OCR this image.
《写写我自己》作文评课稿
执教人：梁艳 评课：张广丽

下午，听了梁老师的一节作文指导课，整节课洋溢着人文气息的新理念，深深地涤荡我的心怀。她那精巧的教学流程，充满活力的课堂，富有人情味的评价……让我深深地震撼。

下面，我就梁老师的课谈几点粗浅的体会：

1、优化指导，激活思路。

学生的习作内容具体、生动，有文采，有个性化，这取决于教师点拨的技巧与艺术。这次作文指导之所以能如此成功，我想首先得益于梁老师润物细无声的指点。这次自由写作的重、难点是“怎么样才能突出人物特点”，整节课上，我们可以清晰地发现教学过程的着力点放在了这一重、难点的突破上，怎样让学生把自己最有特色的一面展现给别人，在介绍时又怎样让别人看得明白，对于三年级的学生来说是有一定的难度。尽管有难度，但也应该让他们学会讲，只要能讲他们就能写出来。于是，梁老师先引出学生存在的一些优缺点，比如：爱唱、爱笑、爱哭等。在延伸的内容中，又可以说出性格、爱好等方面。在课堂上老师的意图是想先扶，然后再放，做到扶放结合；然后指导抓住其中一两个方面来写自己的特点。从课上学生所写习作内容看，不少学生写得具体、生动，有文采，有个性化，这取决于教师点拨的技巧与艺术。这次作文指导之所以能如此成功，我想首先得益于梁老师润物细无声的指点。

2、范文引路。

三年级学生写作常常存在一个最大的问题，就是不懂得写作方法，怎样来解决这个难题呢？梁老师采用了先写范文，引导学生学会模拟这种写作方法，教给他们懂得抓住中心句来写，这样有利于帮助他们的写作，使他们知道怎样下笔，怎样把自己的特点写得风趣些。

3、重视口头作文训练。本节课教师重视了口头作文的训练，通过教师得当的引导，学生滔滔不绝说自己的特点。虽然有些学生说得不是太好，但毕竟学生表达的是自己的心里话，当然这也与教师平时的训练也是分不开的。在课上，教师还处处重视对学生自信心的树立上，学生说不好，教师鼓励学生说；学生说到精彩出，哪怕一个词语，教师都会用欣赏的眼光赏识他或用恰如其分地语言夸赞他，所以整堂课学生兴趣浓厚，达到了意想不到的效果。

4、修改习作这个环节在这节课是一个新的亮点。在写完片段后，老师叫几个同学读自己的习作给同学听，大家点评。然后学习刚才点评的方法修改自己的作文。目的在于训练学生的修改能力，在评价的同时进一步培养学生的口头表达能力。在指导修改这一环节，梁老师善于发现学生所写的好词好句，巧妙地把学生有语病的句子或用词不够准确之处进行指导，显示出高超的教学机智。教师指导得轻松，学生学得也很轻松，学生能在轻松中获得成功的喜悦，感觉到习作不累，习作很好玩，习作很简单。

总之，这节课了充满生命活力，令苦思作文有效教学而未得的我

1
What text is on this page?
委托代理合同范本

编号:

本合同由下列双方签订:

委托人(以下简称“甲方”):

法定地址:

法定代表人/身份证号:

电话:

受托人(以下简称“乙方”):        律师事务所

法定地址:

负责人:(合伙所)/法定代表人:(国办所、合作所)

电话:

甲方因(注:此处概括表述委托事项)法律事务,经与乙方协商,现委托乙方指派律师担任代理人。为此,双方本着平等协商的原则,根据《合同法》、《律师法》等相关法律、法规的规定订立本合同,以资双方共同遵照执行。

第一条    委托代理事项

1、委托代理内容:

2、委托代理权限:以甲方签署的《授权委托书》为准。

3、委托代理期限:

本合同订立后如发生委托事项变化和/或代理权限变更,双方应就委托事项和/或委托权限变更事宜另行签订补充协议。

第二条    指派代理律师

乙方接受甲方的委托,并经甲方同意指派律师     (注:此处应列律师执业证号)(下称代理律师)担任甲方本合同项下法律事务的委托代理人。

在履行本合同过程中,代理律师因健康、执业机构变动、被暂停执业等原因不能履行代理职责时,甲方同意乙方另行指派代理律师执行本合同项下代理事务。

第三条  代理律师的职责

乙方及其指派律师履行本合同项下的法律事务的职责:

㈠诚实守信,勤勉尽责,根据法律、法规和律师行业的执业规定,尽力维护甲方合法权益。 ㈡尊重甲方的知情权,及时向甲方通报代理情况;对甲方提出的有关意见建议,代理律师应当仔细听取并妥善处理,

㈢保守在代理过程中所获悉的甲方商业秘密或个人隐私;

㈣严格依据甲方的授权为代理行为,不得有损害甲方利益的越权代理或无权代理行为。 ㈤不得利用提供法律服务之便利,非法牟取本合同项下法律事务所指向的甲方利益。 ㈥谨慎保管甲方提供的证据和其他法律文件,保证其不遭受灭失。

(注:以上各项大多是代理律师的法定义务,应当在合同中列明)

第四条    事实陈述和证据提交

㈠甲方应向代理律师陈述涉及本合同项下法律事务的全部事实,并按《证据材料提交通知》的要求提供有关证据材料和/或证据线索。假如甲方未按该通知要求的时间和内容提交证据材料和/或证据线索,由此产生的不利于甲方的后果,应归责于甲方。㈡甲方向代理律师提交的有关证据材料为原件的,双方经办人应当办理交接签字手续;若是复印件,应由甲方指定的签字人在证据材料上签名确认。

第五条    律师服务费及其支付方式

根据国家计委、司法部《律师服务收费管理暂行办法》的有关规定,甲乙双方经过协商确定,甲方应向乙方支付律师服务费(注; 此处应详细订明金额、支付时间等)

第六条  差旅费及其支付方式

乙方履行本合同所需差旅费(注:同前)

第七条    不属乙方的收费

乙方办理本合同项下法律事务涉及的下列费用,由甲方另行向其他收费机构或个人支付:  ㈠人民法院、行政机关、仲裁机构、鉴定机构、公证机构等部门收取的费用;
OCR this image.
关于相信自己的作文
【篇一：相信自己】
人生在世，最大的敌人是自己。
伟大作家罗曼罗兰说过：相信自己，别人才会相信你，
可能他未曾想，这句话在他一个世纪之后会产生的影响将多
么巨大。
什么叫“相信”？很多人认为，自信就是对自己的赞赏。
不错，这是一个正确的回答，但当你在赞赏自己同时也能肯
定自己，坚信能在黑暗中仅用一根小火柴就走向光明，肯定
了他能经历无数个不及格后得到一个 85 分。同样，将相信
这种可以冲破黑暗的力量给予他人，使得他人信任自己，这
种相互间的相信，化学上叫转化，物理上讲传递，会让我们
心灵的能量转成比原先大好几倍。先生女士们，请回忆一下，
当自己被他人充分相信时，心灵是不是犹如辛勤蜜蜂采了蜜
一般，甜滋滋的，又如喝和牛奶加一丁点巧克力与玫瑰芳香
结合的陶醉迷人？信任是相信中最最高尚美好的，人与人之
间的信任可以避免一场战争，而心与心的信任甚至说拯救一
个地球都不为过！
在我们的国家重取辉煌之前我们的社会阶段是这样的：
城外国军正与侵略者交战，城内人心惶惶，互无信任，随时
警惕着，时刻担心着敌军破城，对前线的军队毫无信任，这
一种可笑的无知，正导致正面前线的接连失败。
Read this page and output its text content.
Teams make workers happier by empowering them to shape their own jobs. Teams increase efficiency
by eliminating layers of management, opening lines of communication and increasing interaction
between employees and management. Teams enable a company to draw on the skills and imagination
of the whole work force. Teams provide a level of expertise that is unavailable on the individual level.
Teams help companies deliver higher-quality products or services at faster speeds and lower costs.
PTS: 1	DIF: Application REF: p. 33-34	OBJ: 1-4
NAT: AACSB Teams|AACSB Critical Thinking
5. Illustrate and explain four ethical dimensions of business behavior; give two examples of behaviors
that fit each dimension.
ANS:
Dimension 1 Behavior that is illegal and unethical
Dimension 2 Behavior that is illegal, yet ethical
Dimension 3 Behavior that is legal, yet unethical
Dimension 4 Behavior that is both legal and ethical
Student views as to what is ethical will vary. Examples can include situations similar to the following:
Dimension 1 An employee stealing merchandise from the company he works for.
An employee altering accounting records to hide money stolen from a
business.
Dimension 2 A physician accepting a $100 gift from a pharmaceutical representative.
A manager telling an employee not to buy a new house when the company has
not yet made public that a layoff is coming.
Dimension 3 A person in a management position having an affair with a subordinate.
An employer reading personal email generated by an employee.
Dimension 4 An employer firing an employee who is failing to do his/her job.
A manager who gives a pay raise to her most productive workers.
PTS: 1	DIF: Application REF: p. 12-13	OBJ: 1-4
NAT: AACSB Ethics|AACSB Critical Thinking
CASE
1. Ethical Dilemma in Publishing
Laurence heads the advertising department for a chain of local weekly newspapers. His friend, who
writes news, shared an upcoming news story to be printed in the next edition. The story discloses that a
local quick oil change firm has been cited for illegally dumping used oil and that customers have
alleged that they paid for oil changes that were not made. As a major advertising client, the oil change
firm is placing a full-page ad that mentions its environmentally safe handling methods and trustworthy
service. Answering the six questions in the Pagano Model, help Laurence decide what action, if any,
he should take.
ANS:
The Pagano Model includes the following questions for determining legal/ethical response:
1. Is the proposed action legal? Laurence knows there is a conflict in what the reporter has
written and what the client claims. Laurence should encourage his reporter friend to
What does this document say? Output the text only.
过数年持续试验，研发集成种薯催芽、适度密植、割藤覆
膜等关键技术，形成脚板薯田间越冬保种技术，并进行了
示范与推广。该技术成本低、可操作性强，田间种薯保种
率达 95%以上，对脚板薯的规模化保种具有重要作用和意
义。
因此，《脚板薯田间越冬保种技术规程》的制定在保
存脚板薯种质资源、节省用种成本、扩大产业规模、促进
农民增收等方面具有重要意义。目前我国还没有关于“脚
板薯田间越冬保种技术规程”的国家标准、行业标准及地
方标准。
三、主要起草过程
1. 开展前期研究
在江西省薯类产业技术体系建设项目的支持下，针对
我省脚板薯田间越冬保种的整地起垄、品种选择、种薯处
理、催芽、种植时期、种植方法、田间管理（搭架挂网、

____

**Task description**
Search the data above for the string "firm" and copy each line that has it.

**Correct result**
local quick oil change firm has been cited for illegally dumping used oil and that customers have
firm is placing a full-page ad that mentions its environmentally safe handling methods and trustworthy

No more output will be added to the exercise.